Figure collection entries:
□ □ □
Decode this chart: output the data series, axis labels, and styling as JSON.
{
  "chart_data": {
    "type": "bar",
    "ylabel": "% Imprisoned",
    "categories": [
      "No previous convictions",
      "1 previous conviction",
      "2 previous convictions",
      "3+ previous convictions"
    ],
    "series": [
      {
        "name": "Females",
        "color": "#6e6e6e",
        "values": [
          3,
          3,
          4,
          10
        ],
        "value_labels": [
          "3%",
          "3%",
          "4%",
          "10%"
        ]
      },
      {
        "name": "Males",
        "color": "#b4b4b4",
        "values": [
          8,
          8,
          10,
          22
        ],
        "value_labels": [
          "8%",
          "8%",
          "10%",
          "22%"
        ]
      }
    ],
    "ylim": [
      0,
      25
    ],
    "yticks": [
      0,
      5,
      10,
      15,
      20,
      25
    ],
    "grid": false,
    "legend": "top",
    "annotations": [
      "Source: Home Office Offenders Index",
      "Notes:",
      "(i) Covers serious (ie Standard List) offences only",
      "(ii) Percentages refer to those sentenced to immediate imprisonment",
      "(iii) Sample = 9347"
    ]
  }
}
□ □ □
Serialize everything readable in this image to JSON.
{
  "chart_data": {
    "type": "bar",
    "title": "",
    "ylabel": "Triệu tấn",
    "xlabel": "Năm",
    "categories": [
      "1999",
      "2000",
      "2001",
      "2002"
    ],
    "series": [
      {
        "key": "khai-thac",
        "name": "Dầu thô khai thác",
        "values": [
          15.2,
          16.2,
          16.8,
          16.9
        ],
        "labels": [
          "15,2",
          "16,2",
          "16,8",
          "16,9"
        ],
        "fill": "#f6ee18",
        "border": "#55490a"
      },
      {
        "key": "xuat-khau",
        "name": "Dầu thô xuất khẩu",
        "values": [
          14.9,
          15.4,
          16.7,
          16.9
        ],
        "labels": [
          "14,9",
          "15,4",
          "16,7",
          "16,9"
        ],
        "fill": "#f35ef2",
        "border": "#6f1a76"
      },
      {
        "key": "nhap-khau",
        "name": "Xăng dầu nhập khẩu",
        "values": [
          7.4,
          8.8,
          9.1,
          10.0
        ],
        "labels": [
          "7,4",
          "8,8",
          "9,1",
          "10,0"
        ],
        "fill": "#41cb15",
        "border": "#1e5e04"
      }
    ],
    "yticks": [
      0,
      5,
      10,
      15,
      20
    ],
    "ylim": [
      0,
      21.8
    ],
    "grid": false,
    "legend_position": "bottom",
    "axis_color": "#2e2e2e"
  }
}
□ □ □
Wherever "ylabel" shows up in a line, copy that line.

    "ylabel": "% Imprisoned",
    "ylabel": "Triệu tấn",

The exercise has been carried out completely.